» **PROBLEM 1**
Reproduce the Tiger Brands earnings article word for word, everything from "The second half of" down to "the first half.".
» **PROBLEM 2**
Translate this sentence from the Tiger Brands earnings article into Spanish: "A dispute with a former distributor in Nigeria continued to adversely impact the performance of exports, hurting profitability from continuing operations in the second half."

» **READING PASSAGE**
# # # # #
Tiger Brands earnings slide 23% in 'disappointing' year
JOHANNESBURG - Tiger Brands on Friday reported a 23 percent drop in headline earnings per share for the year to September, while revenue edged up four percent to R29.8 billion in what it called a disappointing set of results.
The company however said in a year that had been catastrophic for many businesses in South Africa due to Covid-19, it had been in the fortunate position of playing a pivotal role in ensuring food supply during the initial lockdown in response to the pandemic which grounded non-essential services.
This allowed the company to support the livelihoods of its employees even when sites were temporarily closed in line with lockdown regulations. It also resulted in strong cash flow generation, further supporting Tiger Brands’ healthy balance sheet.
“Notwithstanding this, the results for the year have been disappointing, reflecting the challenges faced by the company in maintaining margins in what was an already difficult consumer environment before the onset of the Covid-19 pandemic,” Tiger Brands said.
The second half of the year was affected by the closure of non-essential facilities in line with Covid-19 regulations, the cost of complying with consumer and customer protection pricing regulations as well as the cost of health and safety measures.
“Furthermore, supply chain efficiencies were adversely impacted by temporary disruptions from Covid-19 infections at site level and within the supply chain,” the company added.
A dispute with a former distributor in Nigeria continued to adversely impact the performance of exports, hurting profitability from continuing operations in the second half.
However enhanced efficiencies, cost reduction measures as well as a revised operating model resulted in a significantly lower year-on-year decline compared with that reported in the first half.
# # # # #
» **PROVIDED MATERIAL**
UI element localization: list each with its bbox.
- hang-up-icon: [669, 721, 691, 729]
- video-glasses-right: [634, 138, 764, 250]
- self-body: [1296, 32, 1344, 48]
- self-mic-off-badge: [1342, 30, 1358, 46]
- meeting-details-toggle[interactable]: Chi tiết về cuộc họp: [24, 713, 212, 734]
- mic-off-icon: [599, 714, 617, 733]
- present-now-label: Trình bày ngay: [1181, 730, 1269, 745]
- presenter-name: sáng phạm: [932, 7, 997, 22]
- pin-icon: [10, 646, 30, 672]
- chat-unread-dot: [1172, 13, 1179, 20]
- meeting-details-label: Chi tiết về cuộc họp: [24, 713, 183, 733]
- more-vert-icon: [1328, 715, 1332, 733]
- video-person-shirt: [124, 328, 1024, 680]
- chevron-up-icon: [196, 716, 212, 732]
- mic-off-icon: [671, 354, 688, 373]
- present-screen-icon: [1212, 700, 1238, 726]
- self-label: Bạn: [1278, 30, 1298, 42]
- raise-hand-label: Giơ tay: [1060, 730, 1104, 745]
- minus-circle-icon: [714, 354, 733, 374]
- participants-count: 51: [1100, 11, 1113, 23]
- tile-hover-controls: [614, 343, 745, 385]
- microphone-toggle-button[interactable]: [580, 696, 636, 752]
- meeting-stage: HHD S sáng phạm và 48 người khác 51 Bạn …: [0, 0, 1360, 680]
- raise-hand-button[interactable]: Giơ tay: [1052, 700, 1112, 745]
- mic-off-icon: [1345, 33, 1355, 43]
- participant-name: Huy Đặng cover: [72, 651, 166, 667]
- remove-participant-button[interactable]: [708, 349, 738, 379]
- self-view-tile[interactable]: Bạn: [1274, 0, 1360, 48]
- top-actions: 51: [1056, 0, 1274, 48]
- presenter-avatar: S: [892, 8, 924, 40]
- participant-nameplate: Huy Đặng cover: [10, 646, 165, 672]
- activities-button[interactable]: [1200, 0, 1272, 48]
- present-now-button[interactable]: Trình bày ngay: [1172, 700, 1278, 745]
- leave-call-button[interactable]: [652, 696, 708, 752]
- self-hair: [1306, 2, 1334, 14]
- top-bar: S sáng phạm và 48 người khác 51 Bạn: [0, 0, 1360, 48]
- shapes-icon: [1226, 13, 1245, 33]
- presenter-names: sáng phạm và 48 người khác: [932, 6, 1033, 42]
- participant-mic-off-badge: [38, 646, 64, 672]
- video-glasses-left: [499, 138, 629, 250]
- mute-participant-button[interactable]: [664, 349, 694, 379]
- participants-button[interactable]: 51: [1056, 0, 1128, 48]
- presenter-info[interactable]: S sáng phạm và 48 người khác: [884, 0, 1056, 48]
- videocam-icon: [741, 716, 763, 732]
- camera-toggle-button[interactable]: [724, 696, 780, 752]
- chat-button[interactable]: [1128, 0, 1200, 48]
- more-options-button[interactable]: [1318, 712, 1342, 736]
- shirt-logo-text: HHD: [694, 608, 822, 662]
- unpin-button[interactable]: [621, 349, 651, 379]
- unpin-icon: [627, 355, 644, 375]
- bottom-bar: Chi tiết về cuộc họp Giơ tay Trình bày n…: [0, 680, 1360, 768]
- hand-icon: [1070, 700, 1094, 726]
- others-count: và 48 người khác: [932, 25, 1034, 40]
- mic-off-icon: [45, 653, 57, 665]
# # # # #
» **TASK ANSWER 1**
The second half of the year was affected by the closure of non-essential facilities in line with Covid-19 regulations, the cost of complying with consumer and customer protection pricing regulations as well as the cost of health and safety measures.
“Furthermore, supply chain efficiencies were adversely impacted by temporary disruptions from Covid-19 infections at site level and within the supply chain,” the company added.
A dispute with a former distributor in Nigeria continued to adversely impact the performance of exports, hurting profitability from continuing operations in the second half.
However enhanced efficiencies, cost reduction measures as well as a revised operating model resulted in a significantly lower year-on-year decline compared with that reported in the first half.

» **TASK ANSWER 2**
Una disputa con un antiguo distribuidor en Nigeria siguió afectando negativamente el desempeño de las exportaciones, lo que perjudicó la rentabilidad de las operaciones continuadas en el segundo semestre.